WRITTEN EXERCISE -
Reproduce each of the following items verbatim, line for line, without any alteration.

[START ENTRIES PROVIDED]

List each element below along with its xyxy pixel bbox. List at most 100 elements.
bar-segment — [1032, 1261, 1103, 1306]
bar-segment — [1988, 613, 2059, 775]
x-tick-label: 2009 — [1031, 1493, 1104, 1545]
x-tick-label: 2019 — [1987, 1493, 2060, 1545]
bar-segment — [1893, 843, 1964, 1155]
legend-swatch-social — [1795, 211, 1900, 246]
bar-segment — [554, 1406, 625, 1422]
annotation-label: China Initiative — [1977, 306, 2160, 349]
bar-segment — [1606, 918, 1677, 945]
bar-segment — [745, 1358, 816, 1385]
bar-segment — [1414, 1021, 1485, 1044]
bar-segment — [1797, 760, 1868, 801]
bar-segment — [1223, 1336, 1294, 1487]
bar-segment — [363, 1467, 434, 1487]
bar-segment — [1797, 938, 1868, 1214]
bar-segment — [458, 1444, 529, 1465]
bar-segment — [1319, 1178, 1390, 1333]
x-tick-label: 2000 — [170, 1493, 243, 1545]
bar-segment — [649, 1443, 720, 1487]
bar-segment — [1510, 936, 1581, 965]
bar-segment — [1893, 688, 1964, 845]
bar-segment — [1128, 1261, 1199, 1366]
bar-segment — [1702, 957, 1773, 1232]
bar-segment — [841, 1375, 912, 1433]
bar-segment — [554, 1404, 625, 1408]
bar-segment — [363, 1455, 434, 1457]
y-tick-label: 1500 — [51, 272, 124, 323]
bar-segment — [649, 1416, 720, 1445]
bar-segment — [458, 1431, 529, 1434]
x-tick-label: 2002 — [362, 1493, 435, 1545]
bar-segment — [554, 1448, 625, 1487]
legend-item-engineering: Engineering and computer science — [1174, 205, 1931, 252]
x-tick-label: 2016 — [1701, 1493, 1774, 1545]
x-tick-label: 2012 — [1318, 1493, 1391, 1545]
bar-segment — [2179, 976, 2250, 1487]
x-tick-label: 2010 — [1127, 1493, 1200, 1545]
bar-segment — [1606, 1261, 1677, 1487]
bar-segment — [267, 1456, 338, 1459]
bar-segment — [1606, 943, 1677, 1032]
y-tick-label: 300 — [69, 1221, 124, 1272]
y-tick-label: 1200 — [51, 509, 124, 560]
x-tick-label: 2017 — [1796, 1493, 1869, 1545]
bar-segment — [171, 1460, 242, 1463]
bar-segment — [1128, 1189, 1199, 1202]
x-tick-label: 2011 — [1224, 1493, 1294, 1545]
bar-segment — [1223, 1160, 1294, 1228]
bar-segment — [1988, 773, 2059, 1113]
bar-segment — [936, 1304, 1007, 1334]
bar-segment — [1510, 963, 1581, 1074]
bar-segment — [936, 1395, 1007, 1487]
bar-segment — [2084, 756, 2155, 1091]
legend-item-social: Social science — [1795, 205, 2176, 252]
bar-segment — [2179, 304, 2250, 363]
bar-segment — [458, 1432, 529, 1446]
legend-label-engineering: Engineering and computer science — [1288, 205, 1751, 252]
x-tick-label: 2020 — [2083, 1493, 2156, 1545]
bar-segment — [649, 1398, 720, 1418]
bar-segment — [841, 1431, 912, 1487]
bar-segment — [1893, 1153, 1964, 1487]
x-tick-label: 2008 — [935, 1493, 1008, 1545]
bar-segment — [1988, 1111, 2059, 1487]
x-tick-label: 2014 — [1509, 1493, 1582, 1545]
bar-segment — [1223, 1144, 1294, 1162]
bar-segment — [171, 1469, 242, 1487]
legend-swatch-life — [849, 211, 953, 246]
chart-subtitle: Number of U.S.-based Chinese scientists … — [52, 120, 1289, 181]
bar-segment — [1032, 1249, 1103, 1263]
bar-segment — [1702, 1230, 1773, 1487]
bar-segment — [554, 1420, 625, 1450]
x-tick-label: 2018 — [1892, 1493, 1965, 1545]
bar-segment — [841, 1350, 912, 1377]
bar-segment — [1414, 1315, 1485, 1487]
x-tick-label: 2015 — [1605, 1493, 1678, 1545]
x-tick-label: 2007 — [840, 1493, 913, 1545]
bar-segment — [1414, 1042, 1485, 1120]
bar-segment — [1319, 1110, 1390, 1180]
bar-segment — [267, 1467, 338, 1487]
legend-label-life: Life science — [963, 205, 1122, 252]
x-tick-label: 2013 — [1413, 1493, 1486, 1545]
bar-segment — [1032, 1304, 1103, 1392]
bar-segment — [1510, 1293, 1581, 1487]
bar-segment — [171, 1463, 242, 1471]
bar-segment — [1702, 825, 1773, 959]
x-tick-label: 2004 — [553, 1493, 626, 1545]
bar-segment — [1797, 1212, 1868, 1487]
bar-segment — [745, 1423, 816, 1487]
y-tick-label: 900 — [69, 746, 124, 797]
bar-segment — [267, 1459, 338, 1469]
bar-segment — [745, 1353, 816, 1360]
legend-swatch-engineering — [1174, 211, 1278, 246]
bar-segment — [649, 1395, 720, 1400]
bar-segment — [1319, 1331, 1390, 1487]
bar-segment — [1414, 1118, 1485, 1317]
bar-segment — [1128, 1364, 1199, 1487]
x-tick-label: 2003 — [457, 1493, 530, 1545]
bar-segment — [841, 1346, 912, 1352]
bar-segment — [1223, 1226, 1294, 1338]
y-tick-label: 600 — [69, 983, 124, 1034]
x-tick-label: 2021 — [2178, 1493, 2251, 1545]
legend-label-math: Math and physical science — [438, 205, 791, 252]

[END ENTRIES PROVIDED]

FINISHED ANSWER -
List each element below along with its xyxy pixel bbox. List at most 100 elements.
bar-segment — [1032, 1261, 1103, 1306]
bar-segment — [1988, 613, 2059, 775]
x-tick-label: 2009 — [1031, 1493, 1104, 1545]
x-tick-label: 2019 — [1987, 1493, 2060, 1545]
bar-segment — [1893, 843, 1964, 1155]
legend-swatch-social — [1795, 211, 1900, 246]
bar-segment — [554, 1406, 625, 1422]
annotation-label: China Initiative — [1977, 306, 2160, 349]
bar-segment — [1606, 918, 1677, 945]
bar-segment — [745, 1358, 816, 1385]
bar-segment — [1414, 1021, 1485, 1044]
bar-segment — [1797, 760, 1868, 801]
bar-segment — [1223, 1336, 1294, 1487]
bar-segment — [363, 1467, 434, 1487]
bar-segment — [1797, 938, 1868, 1214]
bar-segment — [458, 1444, 529, 1465]
bar-segment — [1319, 1178, 1390, 1333]
x-tick-label: 2000 — [170, 1493, 243, 1545]
bar-segment — [649, 1443, 720, 1487]
bar-segment — [1510, 936, 1581, 965]
bar-segment — [1893, 688, 1964, 845]
bar-segment — [1128, 1261, 1199, 1366]
bar-segment — [1702, 957, 1773, 1232]
bar-segment — [841, 1375, 912, 1433]
bar-segment — [554, 1404, 625, 1408]
bar-segment — [363, 1455, 434, 1457]
y-tick-label: 1500 — [51, 272, 124, 323]
bar-segment — [649, 1416, 720, 1445]
bar-segment — [458, 1431, 529, 1434]
x-tick-label: 2002 — [362, 1493, 435, 1545]
bar-segment — [554, 1448, 625, 1487]
legend-item-engineering: Engineering and computer science — [1174, 205, 1931, 252]
x-tick-label: 2016 — [1701, 1493, 1774, 1545]
x-tick-label: 2012 — [1318, 1493, 1391, 1545]
bar-segment — [2179, 976, 2250, 1487]
x-tick-label: 2010 — [1127, 1493, 1200, 1545]
bar-segment — [1606, 1261, 1677, 1487]
bar-segment — [267, 1456, 338, 1459]
bar-segment — [1606, 943, 1677, 1032]
y-tick-label: 300 — [69, 1221, 124, 1272]
y-tick-label: 1200 — [51, 509, 124, 560]
x-tick-label: 2017 — [1796, 1493, 1869, 1545]
bar-segment — [171, 1460, 242, 1463]
bar-segment — [1128, 1189, 1199, 1202]
x-tick-label: 2011 — [1224, 1493, 1294, 1545]
bar-segment — [1223, 1160, 1294, 1228]
bar-segment — [1988, 773, 2059, 1113]
bar-segment — [936, 1304, 1007, 1334]
bar-segment — [1510, 963, 1581, 1074]
bar-segment — [936, 1395, 1007, 1487]
bar-segment — [2084, 756, 2155, 1091]
legend-item-social: Social science — [1795, 205, 2176, 252]
bar-segment — [2179, 304, 2250, 363]
bar-segment — [458, 1432, 529, 1446]
legend-label-engineering: Engineering and computer science — [1288, 205, 1751, 252]
x-tick-label: 2020 — [2083, 1493, 2156, 1545]
bar-segment — [649, 1398, 720, 1418]
bar-segment — [841, 1431, 912, 1487]
bar-segment — [1893, 1153, 1964, 1487]
x-tick-label: 2008 — [935, 1493, 1008, 1545]
bar-segment — [1988, 1111, 2059, 1487]
x-tick-label: 2014 — [1509, 1493, 1582, 1545]
bar-segment — [1223, 1144, 1294, 1162]
bar-segment — [171, 1469, 242, 1487]
legend-swatch-life — [849, 211, 953, 246]
chart-subtitle: Number of U.S.-based Chinese scientists … — [52, 120, 1289, 181]
bar-segment — [1032, 1249, 1103, 1263]
bar-segment — [1702, 1230, 1773, 1487]
bar-segment — [554, 1420, 625, 1450]
x-tick-label: 2018 — [1892, 1493, 1965, 1545]
bar-segment — [841, 1350, 912, 1377]
bar-segment — [1414, 1315, 1485, 1487]
x-tick-label: 2015 — [1605, 1493, 1678, 1545]
x-tick-label: 2007 — [840, 1493, 913, 1545]
bar-segment — [1414, 1042, 1485, 1120]
bar-segment — [1319, 1110, 1390, 1180]
bar-segment — [267, 1467, 338, 1487]
legend-label-life: Life science — [963, 205, 1122, 252]
x-tick-label: 2013 — [1413, 1493, 1486, 1545]
bar-segment — [1032, 1304, 1103, 1392]
bar-segment — [1510, 1293, 1581, 1487]
bar-segment — [171, 1463, 242, 1471]
bar-segment — [1702, 825, 1773, 959]
x-tick-label: 2004 — [553, 1493, 626, 1545]
bar-segment — [1797, 1212, 1868, 1487]
bar-segment — [745, 1423, 816, 1487]
y-tick-label: 900 — [69, 746, 124, 797]
bar-segment — [267, 1459, 338, 1469]
bar-segment — [745, 1353, 816, 1360]
legend-swatch-engineering — [1174, 211, 1278, 246]
bar-segment — [649, 1395, 720, 1400]
bar-segment — [1319, 1331, 1390, 1487]
bar-segment — [1414, 1118, 1485, 1317]
bar-segment — [1128, 1364, 1199, 1487]
x-tick-label: 2003 — [457, 1493, 530, 1545]
bar-segment — [841, 1346, 912, 1352]
bar-segment — [1223, 1226, 1294, 1338]
y-tick-label: 600 — [69, 983, 124, 1034]
x-tick-label: 2021 — [2178, 1493, 2251, 1545]
legend-label-math: Math and physical science — [438, 205, 791, 252]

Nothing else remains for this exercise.